MATERIAL PROVIDED
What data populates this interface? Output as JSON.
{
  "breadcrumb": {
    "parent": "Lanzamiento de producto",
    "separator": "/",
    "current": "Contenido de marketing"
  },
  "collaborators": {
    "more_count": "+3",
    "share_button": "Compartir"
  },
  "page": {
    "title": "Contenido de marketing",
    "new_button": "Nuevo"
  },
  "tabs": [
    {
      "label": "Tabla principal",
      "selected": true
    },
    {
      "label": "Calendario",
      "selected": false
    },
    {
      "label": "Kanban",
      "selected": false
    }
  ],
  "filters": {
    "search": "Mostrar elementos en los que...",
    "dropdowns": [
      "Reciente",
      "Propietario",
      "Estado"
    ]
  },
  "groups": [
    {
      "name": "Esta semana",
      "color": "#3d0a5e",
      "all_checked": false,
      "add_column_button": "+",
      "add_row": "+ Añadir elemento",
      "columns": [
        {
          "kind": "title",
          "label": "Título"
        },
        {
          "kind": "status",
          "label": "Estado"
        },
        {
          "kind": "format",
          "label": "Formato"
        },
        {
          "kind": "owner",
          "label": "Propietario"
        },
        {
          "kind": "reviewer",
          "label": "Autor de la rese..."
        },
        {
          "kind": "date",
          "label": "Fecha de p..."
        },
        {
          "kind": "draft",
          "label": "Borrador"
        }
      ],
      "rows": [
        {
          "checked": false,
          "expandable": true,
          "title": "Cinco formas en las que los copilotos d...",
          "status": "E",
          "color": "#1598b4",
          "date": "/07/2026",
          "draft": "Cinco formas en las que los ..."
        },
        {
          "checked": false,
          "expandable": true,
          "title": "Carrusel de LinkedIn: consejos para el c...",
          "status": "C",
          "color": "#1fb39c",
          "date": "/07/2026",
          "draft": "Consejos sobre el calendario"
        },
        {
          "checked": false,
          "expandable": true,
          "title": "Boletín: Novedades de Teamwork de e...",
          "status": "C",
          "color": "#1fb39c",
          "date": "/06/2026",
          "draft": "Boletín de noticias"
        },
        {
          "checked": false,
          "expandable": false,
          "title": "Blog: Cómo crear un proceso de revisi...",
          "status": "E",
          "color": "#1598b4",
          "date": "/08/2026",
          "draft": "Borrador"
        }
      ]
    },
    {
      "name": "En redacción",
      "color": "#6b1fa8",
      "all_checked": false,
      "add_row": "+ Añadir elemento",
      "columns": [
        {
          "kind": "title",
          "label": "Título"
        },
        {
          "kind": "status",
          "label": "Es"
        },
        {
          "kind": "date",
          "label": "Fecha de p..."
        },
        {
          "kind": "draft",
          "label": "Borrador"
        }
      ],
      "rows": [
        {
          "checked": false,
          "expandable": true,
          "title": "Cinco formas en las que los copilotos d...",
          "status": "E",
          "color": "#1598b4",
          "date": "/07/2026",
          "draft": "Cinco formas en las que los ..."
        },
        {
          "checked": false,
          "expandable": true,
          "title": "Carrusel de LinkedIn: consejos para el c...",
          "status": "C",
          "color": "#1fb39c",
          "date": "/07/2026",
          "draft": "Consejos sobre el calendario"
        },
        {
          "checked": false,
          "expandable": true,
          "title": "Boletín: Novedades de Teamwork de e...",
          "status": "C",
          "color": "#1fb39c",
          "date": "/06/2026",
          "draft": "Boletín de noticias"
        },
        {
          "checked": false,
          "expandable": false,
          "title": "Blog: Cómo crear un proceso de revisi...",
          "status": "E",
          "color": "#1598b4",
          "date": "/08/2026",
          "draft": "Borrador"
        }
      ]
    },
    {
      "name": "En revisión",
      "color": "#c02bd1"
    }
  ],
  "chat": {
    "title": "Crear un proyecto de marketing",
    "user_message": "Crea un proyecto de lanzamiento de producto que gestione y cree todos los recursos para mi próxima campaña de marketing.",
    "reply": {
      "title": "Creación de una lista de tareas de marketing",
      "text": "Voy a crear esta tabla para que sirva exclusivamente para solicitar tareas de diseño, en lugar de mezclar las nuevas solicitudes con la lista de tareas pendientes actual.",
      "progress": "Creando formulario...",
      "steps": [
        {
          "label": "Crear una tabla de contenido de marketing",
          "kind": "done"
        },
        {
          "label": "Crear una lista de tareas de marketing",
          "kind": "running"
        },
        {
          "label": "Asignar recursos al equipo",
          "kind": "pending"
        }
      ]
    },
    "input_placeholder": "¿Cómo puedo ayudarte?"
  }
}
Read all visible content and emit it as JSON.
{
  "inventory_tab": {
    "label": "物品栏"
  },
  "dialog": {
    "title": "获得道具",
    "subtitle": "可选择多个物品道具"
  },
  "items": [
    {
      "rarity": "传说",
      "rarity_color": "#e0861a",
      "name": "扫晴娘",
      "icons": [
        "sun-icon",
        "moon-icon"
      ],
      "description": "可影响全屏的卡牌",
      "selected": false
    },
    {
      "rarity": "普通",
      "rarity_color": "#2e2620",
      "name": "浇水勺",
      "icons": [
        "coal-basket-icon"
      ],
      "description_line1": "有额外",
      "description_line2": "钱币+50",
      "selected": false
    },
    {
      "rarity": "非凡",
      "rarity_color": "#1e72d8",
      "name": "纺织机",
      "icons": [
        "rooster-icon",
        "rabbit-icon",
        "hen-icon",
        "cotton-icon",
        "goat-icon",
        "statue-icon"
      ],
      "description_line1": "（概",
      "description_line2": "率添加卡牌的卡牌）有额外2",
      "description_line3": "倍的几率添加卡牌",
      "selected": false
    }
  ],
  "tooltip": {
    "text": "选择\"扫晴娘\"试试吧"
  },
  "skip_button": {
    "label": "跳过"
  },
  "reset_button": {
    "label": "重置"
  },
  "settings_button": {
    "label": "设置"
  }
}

WHAT TO WORK ON
Every entry above needs to be quoted exactly.

FINISHED EXERCISE
What data populates this interface? Output as JSON.
{
  "breadcrumb": {
    "parent": "Lanzamiento de producto",
    "separator": "/",
    "current": "Contenido de marketing"
  },
  "collaborators": {
    "more_count": "+3",
    "share_button": "Compartir"
  },
  "page": {
    "title": "Contenido de marketing",
    "new_button": "Nuevo"
  },
  "tabs": [
    {
      "label": "Tabla principal",
      "selected": true
    },
    {
      "label": "Calendario",
      "selected": false
    },
    {
      "label": "Kanban",
      "selected": false
    }
  ],
  "filters": {
    "search": "Mostrar elementos en los que...",
    "dropdowns": [
      "Reciente",
      "Propietario",
      "Estado"
    ]
  },
  "groups": [
    {
      "name": "Esta semana",
      "color": "#3d0a5e",
      "all_checked": false,
      "add_column_button": "+",
      "add_row": "+ Añadir elemento",
      "columns": [
        {
          "kind": "title",
          "label": "Título"
        },
        {
          "kind": "status",
          "label": "Estado"
        },
        {
          "kind": "format",
          "label": "Formato"
        },
        {
          "kind": "owner",
          "label": "Propietario"
        },
        {
          "kind": "reviewer",
          "label": "Autor de la rese..."
        },
        {
          "kind": "date",
          "label": "Fecha de p..."
        },
        {
          "kind": "draft",
          "label": "Borrador"
        }
      ],
      "rows": [
        {
          "checked": false,
          "expandable": true,
          "title": "Cinco formas en las que los copilotos d...",
          "status": "E",
          "color": "#1598b4",
          "date": "/07/2026",
          "draft": "Cinco formas en las que los ..."
        },
        {
          "checked": false,
          "expandable": true,
          "title": "Carrusel de LinkedIn: consejos para el c...",
          "status": "C",
          "color": "#1fb39c",
          "date": "/07/2026",
          "draft": "Consejos sobre el calendario"
        },
        {
          "checked": false,
          "expandable": true,
          "title": "Boletín: Novedades de Teamwork de e...",
          "status": "C",
          "color": "#1fb39c",
          "date": "/06/2026",
          "draft": "Boletín de noticias"
        },
        {
          "checked": false,
          "expandable": false,
          "title": "Blog: Cómo crear un proceso de revisi...",
          "status": "E",
          "color": "#1598b4",
          "date": "/08/2026",
          "draft": "Borrador"
        }
      ]
    },
    {
      "name": "En redacción",
      "color": "#6b1fa8",
      "all_checked": false,
      "add_row": "+ Añadir elemento",
      "columns": [
        {
          "kind": "title",
          "label": "Título"
        },
        {
          "kind": "status",
          "label": "Es"
        },
        {
          "kind": "date",
          "label": "Fecha de p..."
        },
        {
          "kind": "draft",
          "label": "Borrador"
        }
      ],
      "rows": [
        {
          "checked": false,
          "expandable": true,
          "title": "Cinco formas en las que los copilotos d...",
          "status": "E",
          "color": "#1598b4",
          "date": "/07/2026",
          "draft": "Cinco formas en las que los ..."
        },
        {
          "checked": false,
          "expandable": true,
          "title": "Carrusel de LinkedIn: consejos para el c...",
          "status": "C",
          "color": "#1fb39c",
          "date": "/07/2026",
          "draft": "Consejos sobre el calendario"
        },
        {
          "checked": false,
          "expandable": true,
          "title": "Boletín: Novedades de Teamwork de e...",
          "status": "C",
          "color": "#1fb39c",
          "date": "/06/2026",
          "draft": "Boletín de noticias"
        },
        {
          "checked": false,
          "expandable": false,
          "title": "Blog: Cómo crear un proceso de revisi...",
          "status": "E",
          "color": "#1598b4",
          "date": "/08/2026",
          "draft": "Borrador"
        }
      ]
    },
    {
      "name": "En revisión",
      "color": "#c02bd1"
    }
  ],
  "chat": {
    "title": "Crear un proyecto de marketing",
    "user_message": "Crea un proyecto de lanzamiento de producto que gestione y cree todos los recursos para mi próxima campaña de marketing.",
    "reply": {
      "title": "Creación de una lista de tareas de marketing",
      "text": "Voy a crear esta tabla para que sirva exclusivamente para solicitar tareas de diseño, en lugar de mezclar las nuevas solicitudes con la lista de tareas pendientes actual.",
      "progress": "Creando formulario...",
      "steps": [
        {
          "label": "Crear una tabla de contenido de marketing",
          "kind": "done"
        },
        {
          "label": "Crear una lista de tareas de marketing",
          "kind": "running"
        },
        {
          "label": "Asignar recursos al equipo",
          "kind": "pending"
        }
      ]
    },
    "input_placeholder": "¿Cómo puedo ayudarte?"
  }
}
Read all visible content and emit it as JSON.
{
  "inventory_tab": {
    "label": "物品栏"
  },
  "dialog": {
    "title": "获得道具",
    "subtitle": "可选择多个物品道具"
  },
  "items": [
    {
      "rarity": "传说",
      "rarity_color": "#e0861a",
      "name": "扫晴娘",
      "icons": [
        "sun-icon",
        "moon-icon"
      ],
      "description": "可影响全屏的卡牌",
      "selected": false
    },
    {
      "rarity": "普通",
      "rarity_color": "#2e2620",
      "name": "浇水勺",
      "icons": [
        "coal-basket-icon"
      ],
      "description_line1": "有额外",
      "description_line2": "钱币+50",
      "selected": false
    },
    {
      "rarity": "非凡",
      "rarity_color": "#1e72d8",
      "name": "纺织机",
      "icons": [
        "rooster-icon",
        "rabbit-icon",
        "hen-icon",
        "cotton-icon",
        "goat-icon",
        "statue-icon"
      ],
      "description_line1": "（概",
      "description_line2": "率添加卡牌的卡牌）有额外2",
      "description_line3": "倍的几率添加卡牌",
      "selected": false
    }
  ],
  "tooltip": {
    "text": "选择\"扫晴娘\"试试吧"
  },
  "skip_button": {
    "label": "跳过"
  },
  "reset_button": {
    "label": "重置"
  },
  "settings_button": {
    "label": "设置"
  }
}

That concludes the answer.